REQUIRED WORK: Repeat, word for word, the entries from the very first line up to and including the line that contains "staticText: Wallpapers, Themes, Icons".
* Begin MATERIAL FOR THIS EXERCISE *
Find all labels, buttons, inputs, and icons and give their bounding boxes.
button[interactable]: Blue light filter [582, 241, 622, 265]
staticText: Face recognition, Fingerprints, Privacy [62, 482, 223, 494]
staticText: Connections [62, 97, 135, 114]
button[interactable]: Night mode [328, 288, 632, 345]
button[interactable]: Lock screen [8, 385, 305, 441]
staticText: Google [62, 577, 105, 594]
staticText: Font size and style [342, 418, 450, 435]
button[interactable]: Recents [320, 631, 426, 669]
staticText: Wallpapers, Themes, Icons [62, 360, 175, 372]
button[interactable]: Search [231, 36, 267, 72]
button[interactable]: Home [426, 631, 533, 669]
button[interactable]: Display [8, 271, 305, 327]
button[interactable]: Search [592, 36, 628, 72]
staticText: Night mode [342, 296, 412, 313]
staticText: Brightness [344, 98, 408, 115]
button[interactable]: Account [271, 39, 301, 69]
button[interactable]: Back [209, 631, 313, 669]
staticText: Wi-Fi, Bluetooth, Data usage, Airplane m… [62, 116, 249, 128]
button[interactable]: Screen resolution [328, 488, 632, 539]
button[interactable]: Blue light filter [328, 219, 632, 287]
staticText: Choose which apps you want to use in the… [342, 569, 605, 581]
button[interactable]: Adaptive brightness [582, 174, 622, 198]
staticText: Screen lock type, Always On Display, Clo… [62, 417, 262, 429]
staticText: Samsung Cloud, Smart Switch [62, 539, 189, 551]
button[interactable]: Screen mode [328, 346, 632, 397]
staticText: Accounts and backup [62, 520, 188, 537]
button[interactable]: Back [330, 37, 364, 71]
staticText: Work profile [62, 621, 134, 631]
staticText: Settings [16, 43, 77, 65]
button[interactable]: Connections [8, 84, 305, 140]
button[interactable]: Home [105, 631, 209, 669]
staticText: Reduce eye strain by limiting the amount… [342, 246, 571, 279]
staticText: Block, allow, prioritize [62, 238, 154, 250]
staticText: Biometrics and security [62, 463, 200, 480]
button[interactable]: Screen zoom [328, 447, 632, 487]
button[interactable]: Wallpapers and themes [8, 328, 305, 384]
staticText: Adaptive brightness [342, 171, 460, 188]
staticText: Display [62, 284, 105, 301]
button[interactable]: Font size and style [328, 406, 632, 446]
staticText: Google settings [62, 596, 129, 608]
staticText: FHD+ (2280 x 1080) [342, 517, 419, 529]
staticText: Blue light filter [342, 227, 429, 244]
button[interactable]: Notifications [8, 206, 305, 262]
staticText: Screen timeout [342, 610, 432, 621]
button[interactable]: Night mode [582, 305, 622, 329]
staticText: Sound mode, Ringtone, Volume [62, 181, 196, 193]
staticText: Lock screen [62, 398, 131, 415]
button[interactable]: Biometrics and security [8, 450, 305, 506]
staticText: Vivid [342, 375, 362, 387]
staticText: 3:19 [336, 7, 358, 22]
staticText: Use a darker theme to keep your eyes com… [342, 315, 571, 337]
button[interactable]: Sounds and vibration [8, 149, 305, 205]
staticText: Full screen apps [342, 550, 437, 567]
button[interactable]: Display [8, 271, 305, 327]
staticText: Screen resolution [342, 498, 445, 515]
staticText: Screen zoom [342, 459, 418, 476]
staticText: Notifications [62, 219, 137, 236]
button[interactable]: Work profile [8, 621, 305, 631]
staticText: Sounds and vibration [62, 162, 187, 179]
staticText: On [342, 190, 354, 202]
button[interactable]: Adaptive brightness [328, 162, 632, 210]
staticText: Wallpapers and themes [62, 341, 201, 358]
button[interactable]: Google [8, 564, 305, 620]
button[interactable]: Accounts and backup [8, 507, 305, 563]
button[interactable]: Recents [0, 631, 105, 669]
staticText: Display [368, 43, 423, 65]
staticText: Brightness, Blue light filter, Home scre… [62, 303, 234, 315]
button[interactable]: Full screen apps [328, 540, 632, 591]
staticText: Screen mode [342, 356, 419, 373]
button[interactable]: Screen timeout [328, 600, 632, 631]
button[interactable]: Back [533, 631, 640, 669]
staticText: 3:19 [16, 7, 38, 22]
* End MATERIAL FOR THIS EXERCISE *
EXERCISE RESPONSE:
Find all labels, buttons, inputs, and icons and give their bounding boxes.
button[interactable]: Blue light filter [582, 241, 622, 265]
staticText: Face recognition, Fingerprints, Privacy [62, 482, 223, 494]
staticText: Connections [62, 97, 135, 114]
button[interactable]: Night mode [328, 288, 632, 345]
button[interactable]: Lock screen [8, 385, 305, 441]
staticText: Google [62, 577, 105, 594]
staticText: Font size and style [342, 418, 450, 435]
button[interactable]: Recents [320, 631, 426, 669]
staticText: Wallpapers, Themes, Icons [62, 360, 175, 372]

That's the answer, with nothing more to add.